Task =>
Your task is to repeat all of the material exactly.

===== Records for this exercise =====

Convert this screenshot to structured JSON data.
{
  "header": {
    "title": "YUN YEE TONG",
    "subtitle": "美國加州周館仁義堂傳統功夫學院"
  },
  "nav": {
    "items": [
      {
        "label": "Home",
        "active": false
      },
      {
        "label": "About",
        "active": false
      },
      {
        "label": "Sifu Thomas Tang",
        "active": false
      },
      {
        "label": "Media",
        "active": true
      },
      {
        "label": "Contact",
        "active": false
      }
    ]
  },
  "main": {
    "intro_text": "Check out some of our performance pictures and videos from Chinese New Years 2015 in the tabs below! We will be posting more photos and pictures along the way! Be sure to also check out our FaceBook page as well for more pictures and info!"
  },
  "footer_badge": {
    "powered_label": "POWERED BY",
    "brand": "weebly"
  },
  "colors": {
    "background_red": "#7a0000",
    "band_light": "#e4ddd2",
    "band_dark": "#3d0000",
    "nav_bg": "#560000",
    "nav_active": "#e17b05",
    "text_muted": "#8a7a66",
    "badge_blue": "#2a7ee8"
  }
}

=====

Written solution =>
Convert this screenshot to structured JSON data.
{
  "header": {
    "title": "YUN YEE TONG",
    "subtitle": "美國加州周館仁義堂傳統功夫學院"
  },
  "nav": {
    "items": [
      {
        "label": "Home",
        "active": false
      },
      {
        "label": "About",
        "active": false
      },
      {
        "label": "Sifu Thomas Tang",
        "active": false
      },
      {
        "label": "Media",
        "active": true
      },
      {
        "label": "Contact",
        "active": false
      }
    ]
  },
  "main": {
    "intro_text": "Check out some of our performance pictures and videos from Chinese New Years 2015 in the tabs below! We will be posting more photos and pictures along the way! Be sure to also check out our FaceBook page as well for more pictures and info!"
  },
  "footer_badge": {
    "powered_label": "POWERED BY",
    "brand": "weebly"
  },
  "colors": {
    "background_red": "#7a0000",
    "band_light": "#e4ddd2",
    "band_dark": "#3d0000",
    "nav_bg": "#560000",
    "nav_active": "#e17b05",
    "text_muted": "#8a7a66",
    "badge_blue": "#2a7ee8"
  }
}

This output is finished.